## Direction
Return a copy of each line that holds the string "color".

## Dataset
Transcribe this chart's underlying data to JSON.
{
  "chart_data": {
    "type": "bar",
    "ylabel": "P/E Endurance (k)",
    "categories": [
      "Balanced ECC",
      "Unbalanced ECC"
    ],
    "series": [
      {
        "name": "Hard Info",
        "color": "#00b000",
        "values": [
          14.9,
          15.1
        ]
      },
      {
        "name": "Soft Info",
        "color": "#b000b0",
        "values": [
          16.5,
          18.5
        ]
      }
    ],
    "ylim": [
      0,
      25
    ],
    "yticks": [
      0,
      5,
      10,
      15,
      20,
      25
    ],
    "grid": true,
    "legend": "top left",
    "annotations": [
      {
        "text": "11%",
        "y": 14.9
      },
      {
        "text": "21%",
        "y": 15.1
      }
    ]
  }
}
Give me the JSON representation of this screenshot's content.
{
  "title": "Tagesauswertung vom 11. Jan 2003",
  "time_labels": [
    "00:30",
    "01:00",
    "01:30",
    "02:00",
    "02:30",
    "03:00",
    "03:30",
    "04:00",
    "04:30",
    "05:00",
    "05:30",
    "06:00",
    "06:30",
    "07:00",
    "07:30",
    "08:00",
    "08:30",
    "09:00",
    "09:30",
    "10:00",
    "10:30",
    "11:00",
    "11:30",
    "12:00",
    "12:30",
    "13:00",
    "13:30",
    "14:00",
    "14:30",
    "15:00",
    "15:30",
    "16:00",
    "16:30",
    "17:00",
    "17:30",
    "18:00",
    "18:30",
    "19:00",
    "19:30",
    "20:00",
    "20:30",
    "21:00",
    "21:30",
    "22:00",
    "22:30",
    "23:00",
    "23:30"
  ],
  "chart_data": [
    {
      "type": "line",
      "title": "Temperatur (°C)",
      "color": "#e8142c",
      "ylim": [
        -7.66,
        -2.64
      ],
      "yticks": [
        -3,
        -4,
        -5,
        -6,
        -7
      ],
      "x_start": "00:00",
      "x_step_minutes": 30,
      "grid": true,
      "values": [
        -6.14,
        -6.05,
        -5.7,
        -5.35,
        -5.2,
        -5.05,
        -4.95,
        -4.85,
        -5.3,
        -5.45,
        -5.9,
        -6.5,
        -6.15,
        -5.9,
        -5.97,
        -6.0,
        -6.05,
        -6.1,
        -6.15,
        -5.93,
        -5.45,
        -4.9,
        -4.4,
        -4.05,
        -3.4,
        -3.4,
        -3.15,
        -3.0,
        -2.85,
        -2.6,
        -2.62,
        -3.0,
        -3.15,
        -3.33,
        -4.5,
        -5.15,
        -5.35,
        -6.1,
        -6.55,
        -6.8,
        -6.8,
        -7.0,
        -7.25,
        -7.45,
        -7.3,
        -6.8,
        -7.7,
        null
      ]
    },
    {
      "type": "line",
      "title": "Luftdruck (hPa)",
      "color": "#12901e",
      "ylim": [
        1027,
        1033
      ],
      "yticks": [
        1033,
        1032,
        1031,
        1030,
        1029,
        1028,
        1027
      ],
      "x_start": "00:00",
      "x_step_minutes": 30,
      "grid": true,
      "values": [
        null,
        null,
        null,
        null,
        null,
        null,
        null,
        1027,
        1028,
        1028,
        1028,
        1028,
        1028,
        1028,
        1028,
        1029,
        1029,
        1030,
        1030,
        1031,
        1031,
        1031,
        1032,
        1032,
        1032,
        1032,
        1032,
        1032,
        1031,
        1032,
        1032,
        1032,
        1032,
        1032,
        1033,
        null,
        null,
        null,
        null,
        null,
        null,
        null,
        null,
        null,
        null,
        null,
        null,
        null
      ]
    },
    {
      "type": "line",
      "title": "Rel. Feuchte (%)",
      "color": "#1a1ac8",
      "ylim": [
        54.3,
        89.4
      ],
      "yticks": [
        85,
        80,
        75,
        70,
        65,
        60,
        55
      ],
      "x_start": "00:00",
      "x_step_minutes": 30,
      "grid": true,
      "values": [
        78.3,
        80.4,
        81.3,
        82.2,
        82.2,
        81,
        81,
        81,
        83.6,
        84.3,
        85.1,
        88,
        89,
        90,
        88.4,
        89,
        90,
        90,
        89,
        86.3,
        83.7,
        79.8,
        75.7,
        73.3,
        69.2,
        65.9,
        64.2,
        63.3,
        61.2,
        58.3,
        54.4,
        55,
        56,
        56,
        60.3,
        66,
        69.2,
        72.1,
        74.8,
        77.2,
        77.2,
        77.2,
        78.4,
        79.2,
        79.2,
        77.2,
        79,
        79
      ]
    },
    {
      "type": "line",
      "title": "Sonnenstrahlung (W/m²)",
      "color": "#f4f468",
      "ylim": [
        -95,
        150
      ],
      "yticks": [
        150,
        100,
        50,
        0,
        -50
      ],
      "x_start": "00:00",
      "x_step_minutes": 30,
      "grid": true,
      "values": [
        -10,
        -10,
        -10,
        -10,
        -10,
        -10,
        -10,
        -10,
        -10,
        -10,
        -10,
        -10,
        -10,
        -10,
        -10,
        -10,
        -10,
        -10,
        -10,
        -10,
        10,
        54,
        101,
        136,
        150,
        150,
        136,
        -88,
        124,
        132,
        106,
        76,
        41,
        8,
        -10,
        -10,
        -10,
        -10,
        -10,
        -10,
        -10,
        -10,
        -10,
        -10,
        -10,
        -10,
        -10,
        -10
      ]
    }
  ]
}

## Solution
        "color": "#00b000",
        "color": "#b000b0",
      "color": "#e8142c",
      "color": "#12901e",
      "color": "#1a1ac8",
      "color": "#f4f468",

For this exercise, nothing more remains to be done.